(Saved data entries)
******

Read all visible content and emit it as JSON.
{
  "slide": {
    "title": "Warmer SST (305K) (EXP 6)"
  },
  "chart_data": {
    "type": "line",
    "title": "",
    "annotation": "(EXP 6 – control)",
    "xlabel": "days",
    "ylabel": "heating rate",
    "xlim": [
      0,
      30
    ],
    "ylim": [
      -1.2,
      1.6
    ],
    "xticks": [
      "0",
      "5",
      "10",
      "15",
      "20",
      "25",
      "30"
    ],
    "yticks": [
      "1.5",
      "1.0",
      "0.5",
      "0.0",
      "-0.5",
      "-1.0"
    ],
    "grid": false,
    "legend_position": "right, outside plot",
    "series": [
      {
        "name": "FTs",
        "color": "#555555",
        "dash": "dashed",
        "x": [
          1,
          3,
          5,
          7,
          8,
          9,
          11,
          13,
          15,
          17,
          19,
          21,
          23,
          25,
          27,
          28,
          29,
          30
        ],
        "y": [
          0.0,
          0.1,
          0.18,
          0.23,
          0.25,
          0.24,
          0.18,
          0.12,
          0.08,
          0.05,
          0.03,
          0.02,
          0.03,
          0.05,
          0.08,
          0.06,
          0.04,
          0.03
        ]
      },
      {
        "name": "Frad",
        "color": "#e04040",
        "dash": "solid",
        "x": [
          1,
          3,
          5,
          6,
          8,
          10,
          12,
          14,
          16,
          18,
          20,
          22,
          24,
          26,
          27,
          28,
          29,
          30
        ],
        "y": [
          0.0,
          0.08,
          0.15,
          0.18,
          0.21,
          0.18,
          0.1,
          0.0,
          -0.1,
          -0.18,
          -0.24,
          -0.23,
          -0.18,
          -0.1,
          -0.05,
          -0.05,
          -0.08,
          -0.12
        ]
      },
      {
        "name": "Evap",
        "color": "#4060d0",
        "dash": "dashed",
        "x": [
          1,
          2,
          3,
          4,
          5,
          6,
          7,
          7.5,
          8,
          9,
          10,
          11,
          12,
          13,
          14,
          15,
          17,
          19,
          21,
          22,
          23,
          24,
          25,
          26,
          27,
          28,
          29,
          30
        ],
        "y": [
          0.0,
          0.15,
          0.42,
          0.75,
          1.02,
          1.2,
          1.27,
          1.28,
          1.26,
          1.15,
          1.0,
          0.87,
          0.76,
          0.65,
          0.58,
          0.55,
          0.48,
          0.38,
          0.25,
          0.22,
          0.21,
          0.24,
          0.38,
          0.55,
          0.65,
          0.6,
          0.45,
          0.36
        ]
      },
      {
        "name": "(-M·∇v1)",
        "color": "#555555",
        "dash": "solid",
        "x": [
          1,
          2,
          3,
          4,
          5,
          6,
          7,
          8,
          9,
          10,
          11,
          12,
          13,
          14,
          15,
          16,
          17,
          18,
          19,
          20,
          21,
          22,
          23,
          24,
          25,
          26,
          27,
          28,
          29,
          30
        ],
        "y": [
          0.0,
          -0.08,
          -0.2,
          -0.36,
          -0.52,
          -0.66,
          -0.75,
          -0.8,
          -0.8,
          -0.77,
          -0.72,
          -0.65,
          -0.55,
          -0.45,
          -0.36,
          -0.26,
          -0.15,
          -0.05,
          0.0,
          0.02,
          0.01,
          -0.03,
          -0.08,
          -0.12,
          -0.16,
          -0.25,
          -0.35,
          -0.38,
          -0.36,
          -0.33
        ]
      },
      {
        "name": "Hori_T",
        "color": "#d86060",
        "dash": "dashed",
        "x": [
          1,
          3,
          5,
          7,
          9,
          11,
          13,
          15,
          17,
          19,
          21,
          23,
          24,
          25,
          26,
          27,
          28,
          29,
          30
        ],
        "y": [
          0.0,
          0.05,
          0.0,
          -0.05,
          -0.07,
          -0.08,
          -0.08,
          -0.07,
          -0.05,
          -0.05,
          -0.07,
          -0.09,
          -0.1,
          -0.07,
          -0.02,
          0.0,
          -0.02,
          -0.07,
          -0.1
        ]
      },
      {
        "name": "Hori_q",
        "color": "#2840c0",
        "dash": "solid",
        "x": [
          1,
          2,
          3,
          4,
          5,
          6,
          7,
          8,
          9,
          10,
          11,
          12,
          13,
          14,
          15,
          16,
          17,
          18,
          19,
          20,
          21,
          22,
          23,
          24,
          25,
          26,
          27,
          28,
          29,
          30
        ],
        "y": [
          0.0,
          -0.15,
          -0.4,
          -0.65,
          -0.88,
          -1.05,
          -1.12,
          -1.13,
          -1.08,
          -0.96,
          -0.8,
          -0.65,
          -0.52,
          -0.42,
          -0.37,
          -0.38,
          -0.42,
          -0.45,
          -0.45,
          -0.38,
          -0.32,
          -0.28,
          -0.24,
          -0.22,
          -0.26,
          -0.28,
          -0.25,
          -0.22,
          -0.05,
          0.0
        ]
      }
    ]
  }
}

******

▶ _EXERCISE GOAL_
Spot every line that holds "color" and copy it.

▶ _COMPLETED TASK_
        "color": "#555555",
        "color": "#e04040",
        "color": "#4060d0",
        "color": "#555555",
        "color": "#d86060",
        "color": "#2840c0",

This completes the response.